#### Information provided

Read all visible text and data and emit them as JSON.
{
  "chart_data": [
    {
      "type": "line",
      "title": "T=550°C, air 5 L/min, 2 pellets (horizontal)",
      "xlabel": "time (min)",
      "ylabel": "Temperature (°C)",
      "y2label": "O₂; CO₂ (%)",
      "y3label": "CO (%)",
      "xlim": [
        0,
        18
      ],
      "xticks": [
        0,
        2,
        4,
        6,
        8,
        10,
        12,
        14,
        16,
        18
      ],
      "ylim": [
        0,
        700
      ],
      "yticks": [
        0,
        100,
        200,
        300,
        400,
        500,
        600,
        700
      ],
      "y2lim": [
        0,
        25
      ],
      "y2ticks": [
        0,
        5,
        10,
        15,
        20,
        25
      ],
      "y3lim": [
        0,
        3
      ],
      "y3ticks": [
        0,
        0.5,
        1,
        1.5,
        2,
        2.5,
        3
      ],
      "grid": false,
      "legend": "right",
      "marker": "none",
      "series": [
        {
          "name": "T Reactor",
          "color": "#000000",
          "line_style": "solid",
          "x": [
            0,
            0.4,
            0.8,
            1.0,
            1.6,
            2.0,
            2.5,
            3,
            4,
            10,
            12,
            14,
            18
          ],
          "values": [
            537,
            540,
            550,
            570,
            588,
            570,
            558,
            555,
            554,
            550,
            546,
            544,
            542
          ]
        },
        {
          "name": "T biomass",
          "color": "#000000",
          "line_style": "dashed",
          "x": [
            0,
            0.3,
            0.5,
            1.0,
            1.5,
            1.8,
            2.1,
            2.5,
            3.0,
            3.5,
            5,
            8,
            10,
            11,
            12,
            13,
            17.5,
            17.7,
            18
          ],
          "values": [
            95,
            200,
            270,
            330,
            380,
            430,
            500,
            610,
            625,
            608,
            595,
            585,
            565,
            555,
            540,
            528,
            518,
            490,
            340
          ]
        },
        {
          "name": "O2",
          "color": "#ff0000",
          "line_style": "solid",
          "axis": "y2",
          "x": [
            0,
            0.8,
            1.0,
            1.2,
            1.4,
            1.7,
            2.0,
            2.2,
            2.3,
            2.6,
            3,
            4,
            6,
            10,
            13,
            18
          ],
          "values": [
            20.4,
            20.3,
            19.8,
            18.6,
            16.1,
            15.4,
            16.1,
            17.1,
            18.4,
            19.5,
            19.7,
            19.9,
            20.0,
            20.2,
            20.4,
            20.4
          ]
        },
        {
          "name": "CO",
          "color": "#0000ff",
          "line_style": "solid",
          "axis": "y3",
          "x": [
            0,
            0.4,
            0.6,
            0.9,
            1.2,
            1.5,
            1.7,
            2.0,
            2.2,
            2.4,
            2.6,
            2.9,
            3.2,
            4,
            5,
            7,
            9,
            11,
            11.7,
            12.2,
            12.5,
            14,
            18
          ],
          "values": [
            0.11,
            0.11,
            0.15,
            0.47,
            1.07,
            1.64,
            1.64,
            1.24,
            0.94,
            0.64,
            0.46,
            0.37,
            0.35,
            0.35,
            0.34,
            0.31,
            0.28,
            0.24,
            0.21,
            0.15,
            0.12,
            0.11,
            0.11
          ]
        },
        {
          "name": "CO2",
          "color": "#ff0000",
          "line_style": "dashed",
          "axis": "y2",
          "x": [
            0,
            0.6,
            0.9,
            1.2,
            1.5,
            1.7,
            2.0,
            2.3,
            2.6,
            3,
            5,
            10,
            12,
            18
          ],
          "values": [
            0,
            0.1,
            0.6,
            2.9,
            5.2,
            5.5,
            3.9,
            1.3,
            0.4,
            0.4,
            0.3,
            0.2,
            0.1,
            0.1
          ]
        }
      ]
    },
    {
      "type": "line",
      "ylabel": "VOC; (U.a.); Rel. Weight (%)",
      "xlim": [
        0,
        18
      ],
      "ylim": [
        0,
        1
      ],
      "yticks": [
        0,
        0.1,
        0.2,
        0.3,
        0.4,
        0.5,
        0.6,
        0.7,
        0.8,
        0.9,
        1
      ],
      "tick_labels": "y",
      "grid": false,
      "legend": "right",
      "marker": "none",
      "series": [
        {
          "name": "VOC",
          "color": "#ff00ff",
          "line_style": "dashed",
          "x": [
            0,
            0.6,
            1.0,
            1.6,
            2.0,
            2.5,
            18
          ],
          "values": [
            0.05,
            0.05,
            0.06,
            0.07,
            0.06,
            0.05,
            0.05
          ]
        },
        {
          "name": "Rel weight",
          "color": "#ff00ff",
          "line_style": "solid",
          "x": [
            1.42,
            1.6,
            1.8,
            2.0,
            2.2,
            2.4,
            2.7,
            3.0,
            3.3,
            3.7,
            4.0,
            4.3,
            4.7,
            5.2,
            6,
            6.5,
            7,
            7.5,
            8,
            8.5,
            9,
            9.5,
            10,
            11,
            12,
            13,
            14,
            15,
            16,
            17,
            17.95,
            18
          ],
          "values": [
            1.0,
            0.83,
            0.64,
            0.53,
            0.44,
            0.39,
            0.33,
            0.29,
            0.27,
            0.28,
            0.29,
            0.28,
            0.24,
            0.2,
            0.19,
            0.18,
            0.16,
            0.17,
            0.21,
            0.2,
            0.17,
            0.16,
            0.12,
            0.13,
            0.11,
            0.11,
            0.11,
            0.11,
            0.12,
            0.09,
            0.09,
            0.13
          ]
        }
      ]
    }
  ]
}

########

_Task objective_.
Copy out each line above, character for character.

_Answer to this exercise_.
Read all visible text and data and emit them as JSON.
{
  "chart_data": [
    {
      "type": "line",
      "title": "T=550°C, air 5 L/min, 2 pellets (horizontal)",
      "xlabel": "time (min)",
      "ylabel": "Temperature (°C)",
      "y2label": "O₂; CO₂ (%)",
      "y3label": "CO (%)",
      "xlim": [
        0,
        18
      ],
      "xticks": [
        0,
        2,
        4,
        6,
        8,
        10,
        12,
        14,
        16,
        18
      ],
      "ylim": [
        0,
        700
      ],
      "yticks": [
        0,
        100,
        200,
        300,
        400,
        500,
        600,
        700
      ],
      "y2lim": [
        0,
        25
      ],
      "y2ticks": [
        0,
        5,
        10,
        15,
        20,
        25
      ],
      "y3lim": [
        0,
        3
      ],
      "y3ticks": [
        0,
        0.5,
        1,
        1.5,
        2,
        2.5,
        3
      ],
      "grid": false,
      "legend": "right",
      "marker": "none",
      "series": [
        {
          "name": "T Reactor",
          "color": "#000000",
          "line_style": "solid",
          "x": [
            0,
            0.4,
            0.8,
            1.0,
            1.6,
            2.0,
            2.5,
            3,
            4,
            10,
            12,
            14,
            18
          ],
          "values": [
            537,
            540,
            550,
            570,
            588,
            570,
            558,
            555,
            554,
            550,
            546,
            544,
            542
          ]
        },
        {
          "name": "T biomass",
          "color": "#000000",
          "line_style": "dashed",
          "x": [
            0,
            0.3,
            0.5,
            1.0,
            1.5,
            1.8,
            2.1,
            2.5,
            3.0,
            3.5,
            5,
            8,
            10,
            11,
            12,
            13,
            17.5,
            17.7,
            18
          ],
          "values": [
            95,
            200,
            270,
            330,
            380,
            430,
            500,
            610,
            625,
            608,
            595,
            585,
            565,
            555,
            540,
            528,
            518,
            490,
            340
          ]
        },
        {
          "name": "O2",
          "color": "#ff0000",
          "line_style": "solid",
          "axis": "y2",
          "x": [
            0,
            0.8,
            1.0,
            1.2,
            1.4,
            1.7,
            2.0,
            2.2,
            2.3,
            2.6,
            3,
            4,
            6,
            10,
            13,
            18
          ],
          "values": [
            20.4,
            20.3,
            19.8,
            18.6,
            16.1,
            15.4,
            16.1,
            17.1,
            18.4,
            19.5,
            19.7,
            19.9,
            20.0,
            20.2,
            20.4,
            20.4
          ]
        },
        {
          "name": "CO",
          "color": "#0000ff",
          "line_style": "solid",
          "axis": "y3",
          "x": [
            0,
            0.4,
            0.6,
            0.9,
            1.2,
            1.5,
            1.7,
            2.0,
            2.2,
            2.4,
            2.6,
            2.9,
            3.2,
            4,
            5,
            7,
            9,
            11,
            11.7,
            12.2,
            12.5,
            14,
            18
          ],
          "values": [
            0.11,
            0.11,
            0.15,
            0.47,
            1.07,
            1.64,
            1.64,
            1.24,
            0.94,
            0.64,
            0.46,
            0.37,
            0.35,
            0.35,
            0.34,
            0.31,
            0.28,
            0.24,
            0.21,
            0.15,
            0.12,
            0.11,
            0.11
          ]
        },
        {
          "name": "CO2",
          "color": "#ff0000",
          "line_style": "dashed",
          "axis": "y2",
          "x": [
            0,
            0.6,
            0.9,
            1.2,
            1.5,
            1.7,
            2.0,
            2.3,
            2.6,
            3,
            5,
            10,
            12,
            18
          ],
          "values": [
            0,
            0.1,
            0.6,
            2.9,
            5.2,
            5.5,
            3.9,
            1.3,
            0.4,
            0.4,
            0.3,
            0.2,
            0.1,
            0.1
          ]
        }
      ]
    },
    {
      "type": "line",
      "ylabel": "VOC; (U.a.); Rel. Weight (%)",
      "xlim": [
        0,
        18
      ],
      "ylim": [
        0,
        1
      ],
      "yticks": [
        0,
        0.1,
        0.2,
        0.3,
        0.4,
        0.5,
        0.6,
        0.7,
        0.8,
        0.9,
        1
      ],
      "tick_labels": "y",
      "grid": false,
      "legend": "right",
      "marker": "none",
      "series": [
        {
          "name": "VOC",
          "color": "#ff00ff",
          "line_style": "dashed",
          "x": [
            0,
            0.6,
            1.0,
            1.6,
            2.0,
            2.5,
            18
          ],
          "values": [
            0.05,
            0.05,
            0.06,
            0.07,
            0.06,
            0.05,
            0.05
          ]
        },
        {
          "name": "Rel weight",
          "color": "#ff00ff",
          "line_style": "solid",
          "x": [
            1.42,
            1.6,
            1.8,
            2.0,
            2.2,
            2.4,
            2.7,
            3.0,
            3.3,
            3.7,
            4.0,
            4.3,
            4.7,
            5.2,
            6,
            6.5,
            7,
            7.5,
            8,
            8.5,
            9,
            9.5,
            10,
            11,
            12,
            13,
            14,
            15,
            16,
            17,
            17.95,
            18
          ],
          "values": [
            1.0,
            0.83,
            0.64,
            0.53,
            0.44,
            0.39,
            0.33,
            0.29,
            0.27,
            0.28,
            0.29,
            0.28,
            0.24,
            0.2,
            0.19,
            0.18,
            0.16,
            0.17,
            0.21,
            0.2,
            0.17,
            0.16,
            0.12,
            0.13,
            0.11,
            0.11,
            0.11,
            0.11,
            0.12,
            0.09,
            0.09,
            0.13
          ]
        }
      ]
    }
  ]
}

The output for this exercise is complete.